Texte retenu:

16 août 2011

 

Les Meusiens en Crimée (2)

Le matin chacun choisit de prendre son petit déjeuner comme il l'entend. Comme j'aime le café je le prend sous la tonnelle avec d'autres personnes de notre groupe. Je me rends compte que je ne suis pas le seul à n'émerger qu'après avoir copieusement déjeuné. C'est sacré. Après on est apte à communiquer, pas avant, c'est comme ça. Et puis c'est la première conversation de la journée avec des personnes intéressantes.
Une bonne douche, c'est possible lorsqu'on a trouvé la discrète petite vanne qui ferme l'arrivée d'eau chaude. Il faut juste se savonner énergiquement, ça a du mal à mousser. On nous avait prévenu que l'eau était spéciale et pour tout dire, un peu salée, saumâtre, quoi. On utilise de l'eau minérale pour se laver les dents comme dans bien des pays où le climat est plutôt chaud. Faire du café avec cette eau est une expérience intéressante, même que je me suis dit qu'une fois à la maison je rajouterais bien une petite pincée de sel pour retrouver ce goût unique, mais à vrai dire on finit par s'en lasser.
On saute dans le bus et on peut enfin découvrir ce paysage nouveau. A première vue et même si on insiste lourdement, c'est aussi plat qu'un discours d'un député de province avec des champs dont on ne voit pas la fin ou de la steppe. Les routes sont assez pourries avec un revêtement très rugueux, mal étalé, irrégulier. Mais les véhicules du cru y sont adaptés, ils sont pourris aussi. On constate très vite que la maison Lada y a fait un carton. De bonnes voitures lorsqu'elles étaient neuves, n'en doutons pas mais le temps passe. Introduire le contrôle technique dans ce pays équivaudrait à stopper la quasi totalité de la circulation routière.
Nous arrivons à Razdolnohé et nous constatons que le bâtiment devant lequel nous avions laissé nos élèves se trouve au milieu d'une ville de huit mille habitants. La veille nous n'avions rien vu comme si cet immeuble s'était trouvé en plein désert ; il n'y a pas d'éclairage public la nuit.
Le bâtiment qu'on supposera communal sert pour les réceptions et dispose d'une belle salle de spectacle d'époque. Nous y sommes reçus par un chant de trois jolies petites demoiselles en costume local et qui font quelques gracieux pas de danse en signe de bienvenue. Puis Héléna la directrice de l'école de danse du lieu offre à Armelle le pain de l'amitié et une écharpe de toile blanche ornée de broderies raffinées. Quelques boissons fraîches justifient de très bons gâteaux qui sont offerts à tous.

Après ça on découvre Razdolnoë, on va tout d'abord à la banque changer de l'argent. C'est un bâtiment plus moderne et il y a la clim'. Là on ressort avec des liasses de billets de monopoly. On visite le magasin d'Etat en forme de temple grec avec le marteau et la faucille sur le fronton. L'intérieur est sombre mais le plafond porte un décor d'inspiration végétale un peu exubérant. Le premier réflexe est de se précipiter sur les packs d'eau minérale, mais comment distinguer l'eau gazeuse de l'eau plate ? L'étiquette des bouteilles ne permet pas de lever le moindre doute. Mais deux expressions nous sauvent : gas, niet gas.

Enregistrements:
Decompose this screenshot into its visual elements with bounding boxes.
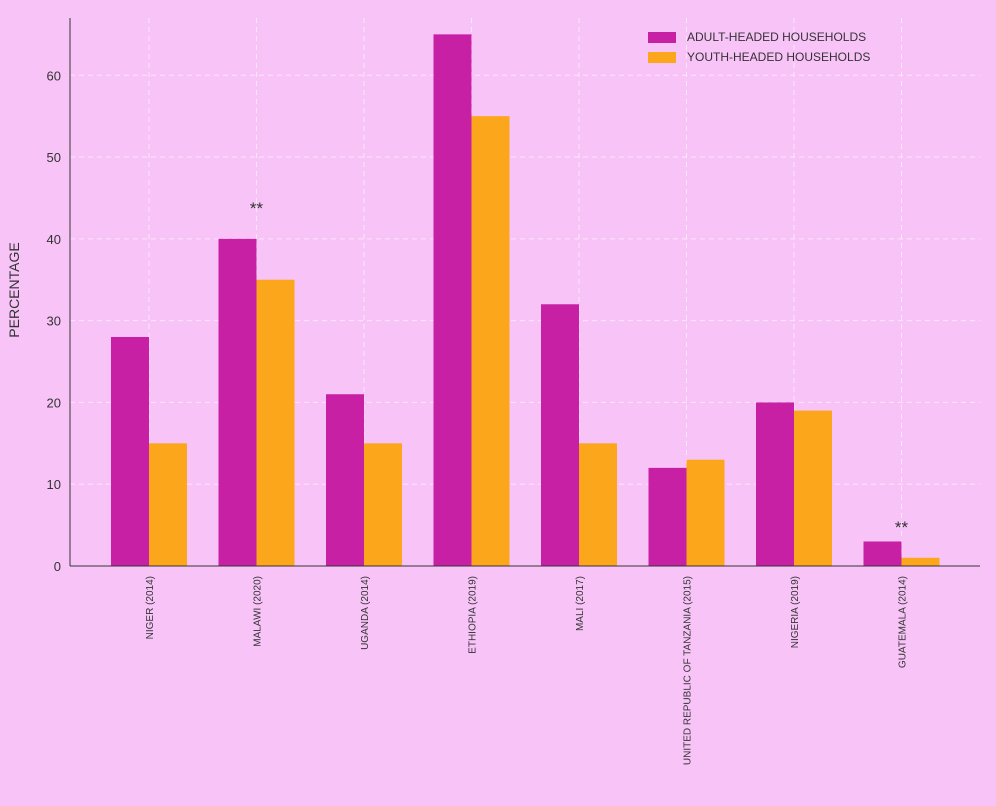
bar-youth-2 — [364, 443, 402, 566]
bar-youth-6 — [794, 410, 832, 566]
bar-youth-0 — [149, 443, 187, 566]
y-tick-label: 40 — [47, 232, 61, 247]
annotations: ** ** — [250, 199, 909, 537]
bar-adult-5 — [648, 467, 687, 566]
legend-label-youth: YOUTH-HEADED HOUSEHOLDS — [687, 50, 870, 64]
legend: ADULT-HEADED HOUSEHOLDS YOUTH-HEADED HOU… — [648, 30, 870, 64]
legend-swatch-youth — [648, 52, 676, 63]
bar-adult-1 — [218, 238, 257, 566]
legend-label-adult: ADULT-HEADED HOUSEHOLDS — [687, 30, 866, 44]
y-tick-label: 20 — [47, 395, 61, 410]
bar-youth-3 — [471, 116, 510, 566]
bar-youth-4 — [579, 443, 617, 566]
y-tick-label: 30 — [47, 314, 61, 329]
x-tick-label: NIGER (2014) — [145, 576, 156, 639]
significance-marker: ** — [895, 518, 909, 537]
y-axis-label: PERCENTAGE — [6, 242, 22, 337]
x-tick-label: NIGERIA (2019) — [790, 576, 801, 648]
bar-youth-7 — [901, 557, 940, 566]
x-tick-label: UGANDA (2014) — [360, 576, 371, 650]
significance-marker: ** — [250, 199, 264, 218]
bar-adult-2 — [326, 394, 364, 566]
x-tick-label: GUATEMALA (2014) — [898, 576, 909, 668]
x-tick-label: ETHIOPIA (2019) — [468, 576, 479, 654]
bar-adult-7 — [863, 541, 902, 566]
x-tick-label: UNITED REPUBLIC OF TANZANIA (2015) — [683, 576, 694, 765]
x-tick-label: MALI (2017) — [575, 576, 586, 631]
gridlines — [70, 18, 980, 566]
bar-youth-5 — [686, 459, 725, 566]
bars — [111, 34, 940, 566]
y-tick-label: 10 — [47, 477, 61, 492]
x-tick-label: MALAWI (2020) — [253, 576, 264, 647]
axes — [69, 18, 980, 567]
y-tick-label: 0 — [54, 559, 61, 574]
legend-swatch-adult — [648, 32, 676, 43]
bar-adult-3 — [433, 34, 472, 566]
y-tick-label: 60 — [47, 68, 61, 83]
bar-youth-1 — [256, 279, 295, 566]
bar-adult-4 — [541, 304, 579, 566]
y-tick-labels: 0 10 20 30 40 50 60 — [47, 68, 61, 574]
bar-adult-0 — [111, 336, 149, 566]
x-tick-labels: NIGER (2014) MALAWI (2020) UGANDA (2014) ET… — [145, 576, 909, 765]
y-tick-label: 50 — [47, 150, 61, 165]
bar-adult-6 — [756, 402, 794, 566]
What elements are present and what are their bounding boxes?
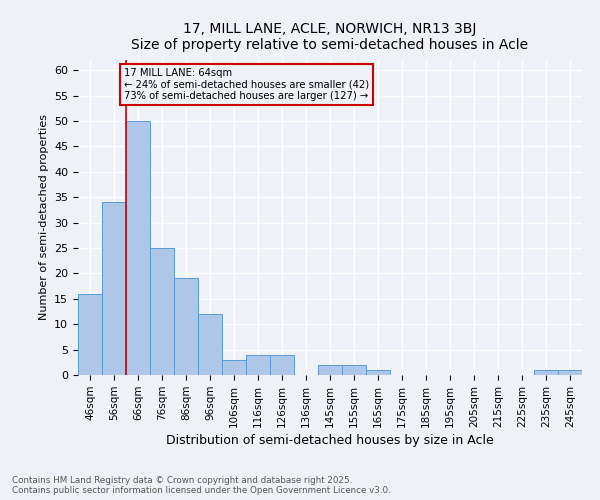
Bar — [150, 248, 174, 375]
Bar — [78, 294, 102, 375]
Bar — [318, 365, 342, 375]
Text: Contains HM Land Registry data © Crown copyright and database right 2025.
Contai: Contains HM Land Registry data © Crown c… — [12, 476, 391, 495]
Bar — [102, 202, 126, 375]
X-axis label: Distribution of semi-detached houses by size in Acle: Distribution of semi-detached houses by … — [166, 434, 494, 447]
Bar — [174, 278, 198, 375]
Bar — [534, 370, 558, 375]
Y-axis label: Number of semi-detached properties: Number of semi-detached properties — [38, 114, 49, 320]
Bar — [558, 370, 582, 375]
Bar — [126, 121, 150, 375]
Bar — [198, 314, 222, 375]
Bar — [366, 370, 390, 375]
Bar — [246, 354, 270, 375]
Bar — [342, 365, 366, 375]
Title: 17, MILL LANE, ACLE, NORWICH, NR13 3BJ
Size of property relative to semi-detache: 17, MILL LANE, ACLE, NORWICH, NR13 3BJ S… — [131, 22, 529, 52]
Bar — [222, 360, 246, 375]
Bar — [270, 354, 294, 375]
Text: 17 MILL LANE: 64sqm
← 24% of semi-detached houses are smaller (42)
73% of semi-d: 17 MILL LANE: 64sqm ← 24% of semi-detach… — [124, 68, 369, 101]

Série de tâches:
1 – Dupliquez à l'identique un passage du récit sur les Meusiens en Crimée : commencez aux mots « Après ça on » et arrêtez-vous après « gas, niet gas. ».
2 – Rédigez la suite du récit sur les Meusiens en Crimée, en partant de la dernière phrase affichée.

Résultats par tâche:
1 –
Après ça on découvre Razdolnoë, on va tout d'abord à la banque changer de l'argent. C'est un bâtiment plus moderne et il y a la clim'. Là on ressort avec des liasses de billets de monopoly. On visite le magasin d'Etat en forme de temple grec avec le marteau et la faucille sur le fronton. L'intérieur est sombre mais le plafond porte un décor d'inspiration végétale un peu exubérant. Le premier réflexe est de se précipiter sur les packs d'eau minérale, mais comment distinguer l'eau gazeuse de l'eau plate ? L'étiquette des bouteilles ne permet pas de lever le moindre doute. Mais deux expressions nous sauvent : gas, niet gas.

2 –
Quand elle a vu la liasse de biftons que j'ai sortie pour payer, la babouchka vendeuse voulait me suivre jusqu'au bus pour me porter mon pack d'eau.
Sur le trajet du bus qui nous ramène vers le motel nous faisons un arrêt pour acheter quelques fruits au bord de la route. Là c'est des vraies moujiks qui nous proposent des produits des vergers qui s'étalent derrière elles. En les goûtant (les fruits) on se rend compte de la chance que nous avons de pouvoir disposer de fruits qui ont mûri sur l'arbre ; les pêches sont tellement juteuses qu'il vaut mieux se mettre en maillot de bain pour les déguster. Les abricots, vous n'allez pas me croire mais ils ont vraiment le goût de l'abricot. On se dit qu'on se fait peut-être du mal en y goûtant parce qu'on ne retrouvera pas les mêmes dans le commerce en France et on les regrettera.
En même temps on prend conscience qu'il ne faut pas rester trop longtemps en plein soleil malgré nos protections car le risque d'insolation est bien réel.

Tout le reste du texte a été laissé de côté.